**목표:** 아래 자료의 모든 줄을 "번호"와 "내용" 두 열로 된 마크다운 표에 넣으세요. 빈 줄은 빼고, 각 행에 번호를 매기세요.

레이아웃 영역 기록

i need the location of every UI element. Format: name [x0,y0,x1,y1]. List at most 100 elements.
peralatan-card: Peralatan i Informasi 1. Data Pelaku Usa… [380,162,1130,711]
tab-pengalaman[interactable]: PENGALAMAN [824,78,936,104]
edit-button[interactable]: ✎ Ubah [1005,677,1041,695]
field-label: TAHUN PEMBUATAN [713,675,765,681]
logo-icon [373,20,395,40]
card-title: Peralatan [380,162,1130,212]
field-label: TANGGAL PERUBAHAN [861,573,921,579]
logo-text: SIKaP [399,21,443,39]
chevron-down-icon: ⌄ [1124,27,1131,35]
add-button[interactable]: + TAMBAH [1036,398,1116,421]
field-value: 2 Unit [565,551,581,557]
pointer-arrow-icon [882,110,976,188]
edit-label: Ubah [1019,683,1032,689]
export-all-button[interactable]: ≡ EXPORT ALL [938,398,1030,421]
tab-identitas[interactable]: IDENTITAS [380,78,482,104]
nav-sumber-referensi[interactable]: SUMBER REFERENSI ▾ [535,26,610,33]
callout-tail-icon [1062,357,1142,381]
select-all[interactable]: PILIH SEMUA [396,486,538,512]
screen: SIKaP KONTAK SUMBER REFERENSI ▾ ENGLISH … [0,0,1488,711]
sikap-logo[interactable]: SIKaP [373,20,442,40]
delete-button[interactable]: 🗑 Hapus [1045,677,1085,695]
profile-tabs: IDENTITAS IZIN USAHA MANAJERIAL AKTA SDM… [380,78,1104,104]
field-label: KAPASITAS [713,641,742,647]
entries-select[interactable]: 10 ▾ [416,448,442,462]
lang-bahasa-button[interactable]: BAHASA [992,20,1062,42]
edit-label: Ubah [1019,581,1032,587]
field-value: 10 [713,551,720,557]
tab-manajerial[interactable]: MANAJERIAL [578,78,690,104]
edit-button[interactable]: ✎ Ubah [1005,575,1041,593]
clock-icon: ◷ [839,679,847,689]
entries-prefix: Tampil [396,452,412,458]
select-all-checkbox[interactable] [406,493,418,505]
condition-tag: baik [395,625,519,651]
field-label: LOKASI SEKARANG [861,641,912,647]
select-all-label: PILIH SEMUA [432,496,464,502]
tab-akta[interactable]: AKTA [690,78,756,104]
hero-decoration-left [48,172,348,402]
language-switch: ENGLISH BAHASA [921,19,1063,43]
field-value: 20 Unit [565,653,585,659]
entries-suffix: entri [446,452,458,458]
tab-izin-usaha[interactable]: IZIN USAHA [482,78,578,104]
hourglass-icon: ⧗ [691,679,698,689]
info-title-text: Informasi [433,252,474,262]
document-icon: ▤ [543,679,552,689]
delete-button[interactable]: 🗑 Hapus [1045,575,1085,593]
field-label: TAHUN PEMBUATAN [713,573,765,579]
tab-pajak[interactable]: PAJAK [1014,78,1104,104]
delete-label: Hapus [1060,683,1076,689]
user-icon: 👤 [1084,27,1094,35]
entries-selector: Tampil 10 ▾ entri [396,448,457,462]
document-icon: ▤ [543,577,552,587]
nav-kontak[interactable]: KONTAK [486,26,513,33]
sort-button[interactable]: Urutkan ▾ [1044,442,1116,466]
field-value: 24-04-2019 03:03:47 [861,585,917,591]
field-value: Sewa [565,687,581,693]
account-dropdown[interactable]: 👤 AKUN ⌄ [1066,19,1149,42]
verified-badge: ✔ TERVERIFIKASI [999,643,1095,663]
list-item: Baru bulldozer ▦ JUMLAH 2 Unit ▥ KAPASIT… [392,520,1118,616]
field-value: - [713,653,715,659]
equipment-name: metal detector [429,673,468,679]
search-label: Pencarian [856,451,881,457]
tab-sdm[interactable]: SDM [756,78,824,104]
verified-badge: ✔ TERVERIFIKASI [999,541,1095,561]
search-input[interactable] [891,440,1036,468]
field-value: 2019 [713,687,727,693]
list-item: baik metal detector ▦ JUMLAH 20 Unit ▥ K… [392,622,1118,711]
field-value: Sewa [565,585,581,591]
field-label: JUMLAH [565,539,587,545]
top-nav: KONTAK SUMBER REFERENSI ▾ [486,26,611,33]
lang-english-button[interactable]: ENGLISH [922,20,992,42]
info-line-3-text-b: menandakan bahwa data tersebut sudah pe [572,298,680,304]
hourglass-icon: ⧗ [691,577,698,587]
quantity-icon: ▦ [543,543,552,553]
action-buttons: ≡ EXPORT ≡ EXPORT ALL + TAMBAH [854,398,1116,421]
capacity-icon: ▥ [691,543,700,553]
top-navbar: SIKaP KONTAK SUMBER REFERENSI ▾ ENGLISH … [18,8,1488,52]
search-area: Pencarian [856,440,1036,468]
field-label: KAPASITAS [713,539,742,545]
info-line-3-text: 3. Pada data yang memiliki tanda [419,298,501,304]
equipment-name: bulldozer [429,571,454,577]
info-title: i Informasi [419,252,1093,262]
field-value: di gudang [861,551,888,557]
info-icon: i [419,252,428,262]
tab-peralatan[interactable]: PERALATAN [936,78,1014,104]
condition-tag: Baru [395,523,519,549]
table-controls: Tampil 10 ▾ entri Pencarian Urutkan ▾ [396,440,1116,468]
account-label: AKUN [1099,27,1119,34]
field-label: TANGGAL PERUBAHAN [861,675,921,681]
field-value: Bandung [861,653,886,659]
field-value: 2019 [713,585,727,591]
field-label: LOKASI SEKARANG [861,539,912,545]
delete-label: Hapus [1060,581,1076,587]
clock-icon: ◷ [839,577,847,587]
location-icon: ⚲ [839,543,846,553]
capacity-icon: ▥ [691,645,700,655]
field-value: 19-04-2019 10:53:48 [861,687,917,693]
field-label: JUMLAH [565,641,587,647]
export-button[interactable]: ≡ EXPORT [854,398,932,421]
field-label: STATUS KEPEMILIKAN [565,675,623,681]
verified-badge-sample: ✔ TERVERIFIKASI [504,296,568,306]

**작성 답변:**
| 번호 | 내용 |
|---|---|
| 1 | i need the location of every UI element. Format: name [x0,y0,x1,y1]. List at most 100 elements. |
| 2 | peralatan-card: Peralatan i Informasi 1. Data Pelaku Usa… [380,162,1130,711] |
| 3 | tab-pengalaman[interactable]: PENGALAMAN [824,78,936,104] |
| 4 | edit-button[interactable]: ✎ Ubah [1005,677,1041,695] |
| 5 | field-label: TAHUN PEMBUATAN [713,675,765,681] |
| 6 | logo-icon [373,20,395,40] |
| 7 | card-title: Peralatan [380,162,1130,212] |
| 8 | field-label: TANGGAL PERUBAHAN [861,573,921,579] |
| 9 | logo-text: SIKaP [399,21,443,39] |
| 10 | chevron-down-icon: ⌄ [1124,27,1131,35] |
| 11 | add-button[interactable]: + TAMBAH [1036,398,1116,421] |
| 12 | field-value: 2 Unit [565,551,581,557] |
| 13 | pointer-arrow-icon [882,110,976,188] |
| 14 | edit-label: Ubah [1019,683,1032,689] |
| 15 | export-all-button[interactable]: ≡ EXPORT ALL [938,398,1030,421] |
| 16 | tab-identitas[interactable]: IDENTITAS [380,78,482,104] |
| 17 | nav-sumber-referensi[interactable]: SUMBER REFERENSI ▾ [535,26,610,33] |
| 18 | callout-tail-icon [1062,357,1142,381] |
| 19 | select-all[interactable]: PILIH SEMUA [396,486,538,512] |
| 20 | screen: SIKaP KONTAK SUMBER REFERENSI ▾ ENGLISH … [0,0,1488,711] |
| 21 | sikap-logo[interactable]: SIKaP [373,20,442,40] |
| 22 | delete-button[interactable]: 🗑 Hapus [1045,677,1085,695] |
| 23 | profile-tabs: IDENTITAS IZIN USAHA MANAJERIAL AKTA SDM… [380,78,1104,104] |
| 24 | field-label: KAPASITAS [713,641,742,647] |
| 25 | entries-select[interactable]: 10 ▾ [416,448,442,462] |
| 26 | lang-bahasa-button[interactable]: BAHASA [992,20,1062,42] |
| 27 | edit-label: Ubah [1019,581,1032,587] |
| 28 | field-value: 10 [713,551,720,557] |
| 29 | tab-manajerial[interactable]: MANAJERIAL [578,78,690,104] |
| 30 | edit-button[interactable]: ✎ Ubah [1005,575,1041,593] |
| 31 | clock-icon: ◷ [839,679,847,689] |
| 32 | entries-prefix: Tampil [396,452,412,458] |
| 33 | select-all-checkbox[interactable] [406,493,418,505] |
| 34 | condition-tag: baik [395,625,519,651] |
| 35 | field-label: LOKASI SEKARANG [861,641,912,647] |
| 36 | select-all-label: PILIH SEMUA [432,496,464,502] |
| 37 | tab-akta[interactable]: AKTA [690,78,756,104] |
| 38 | hero-decoration-left [48,172,348,402] |
| 39 | language-switch: ENGLISH BAHASA [921,19,1063,43] |
| 40 | field-value: 20 Unit [565,653,585,659] |
| 41 | entries-suffix: entri [446,452,458,458] |
| 42 | tab-izin-usaha[interactable]: IZIN USAHA [482,78,578,104] |
| 43 | hourglass-icon: ⧗ [691,679,698,689] |
| 44 | info-title-text: Informasi [433,252,474,262] |
| 45 | document-icon: ▤ [543,679,552,689] |
| 46 | delete-button[interactable]: 🗑 Hapus [1045,575,1085,593] |
| 47 | field-label: TAHUN PEMBUATAN [713,573,765,579] |
| 48 | tab-pajak[interactable]: PAJAK [1014,78,1104,104] |
| 49 | delete-label: Hapus [1060,683,1076,689] |
| 50 | user-icon: 👤 [1084,27,1094,35] |
| 51 | entries-selector: Tampil 10 ▾ entri [396,448,457,462] |
| 52 | document-icon: ▤ [543,577,552,587] |
| 53 | nav-kontak[interactable]: KONTAK [486,26,513,33] |
| 54 | sort-button[interactable]: Urutkan ▾ [1044,442,1116,466] |
| 55 | field-value: 24-04-2019 03:03:47 [861,585,917,591] |
| 56 | field-value: Sewa [565,687,581,693] |
| 57 | account-dropdown[interactable]: 👤 AKUN ⌄ [1066,19,1149,42] |
| 58 | verified-badge: ✔ TERVERIFIKASI [999,643,1095,663] |
| 59 | list-item: Baru bulldozer ▦ JUMLAH 2 Unit ▥ KAPASIT… [392,520,1118,616] |
| 60 | field-value: - [713,653,715,659] |
| 61 | equipment-name: metal detector [429,673,468,679] |
| 62 | search-label: Pencarian [856,451,881,457] |
| 63 | tab-sdm[interactable]: SDM [756,78,824,104] |
| 64 | verified-badge: ✔ TERVERIFIKASI [999,541,1095,561] |
| 65 | search-input[interactable] [891,440,1036,468] |
| 66 | field-value: 2019 [713,687,727,693] |
| 67 | list-item: baik metal detector ▦ JUMLAH 20 Unit ▥ K… [392,622,1118,711] |
| 68 | field-value: Sewa [565,585,581,591] |
| 69 | field-label: JUMLAH [565,539,587,545] |
| 70 | top-nav: KONTAK SUMBER REFERENSI ▾ [486,26,611,33] |
| 71 | lang-english-button[interactable]: ENGLISH [922,20,992,42] |
| 72 | info-line-3-text-b: menandakan bahwa data tersebut sudah pe [572,298,680,304] |
| 73 | hourglass-icon: ⧗ [691,577,698,587] |
| 74 | quantity-icon: ▦ [543,543,552,553] |
| 75 | action-buttons: ≡ EXPORT ≡ EXPORT ALL + TAMBAH [854,398,1116,421] |
| 76 | capacity-icon: ▥ [691,543,700,553] |
| 77 | top-navbar: SIKaP KONTAK SUMBER REFERENSI ▾ ENGLISH … [18,8,1488,52] |
| 78 | search-area: Pencarian [856,440,1036,468] |
| 79 | field-label: KAPASITAS [713,539,742,545] |
| 80 | info-line-3-text: 3. Pada data yang memiliki tanda [419,298,501,304] |
| 81 | equipment-name: bulldozer [429,571,454,577] |
| 82 | info-title: i Informasi [419,252,1093,262] |
| 83 | field-value: di gudang [861,551,888,557] |
| 84 | info-icon: i [419,252,428,262] |
| 85 | tab-peralatan[interactable]: PERALATAN [936,78,1014,104] |
| 86 | condition-tag: Baru [395,523,519,549] |
| 87 | table-controls: Tampil 10 ▾ entri Pencarian Urutkan ▾ [396,440,1116,468] |
| 88 | account-label: AKUN [1099,27,1119,34] |
| 89 | field-label: TANGGAL PERUBAHAN [861,675,921,681] |
| 90 | field-value: Bandung [861,653,886,659] |
| 91 | field-value: 2019 [713,585,727,591] |
| 92 | field-label: LOKASI SEKARANG [861,539,912,545] |
| 93 | delete-label: Hapus [1060,581,1076,587] |
| 94 | clock-icon: ◷ [839,577,847,587] |
| 95 | location-icon: ⚲ [839,543,846,553] |
| 96 | capacity-icon: ▥ [691,645,700,655] |
| 97 | field-value: 19-04-2019 10:53:48 [861,687,917,693] |
| 98 | field-label: JUMLAH [565,641,587,647] |
| 99 | export-button[interactable]: ≡ EXPORT [854,398,932,421] |
| 100 | field-label: STATUS KEPEMILIKAN [565,675,623,681] |
| 101 | verified-badge-sample: ✔ TERVERIFIKASI [504,296,568,306] |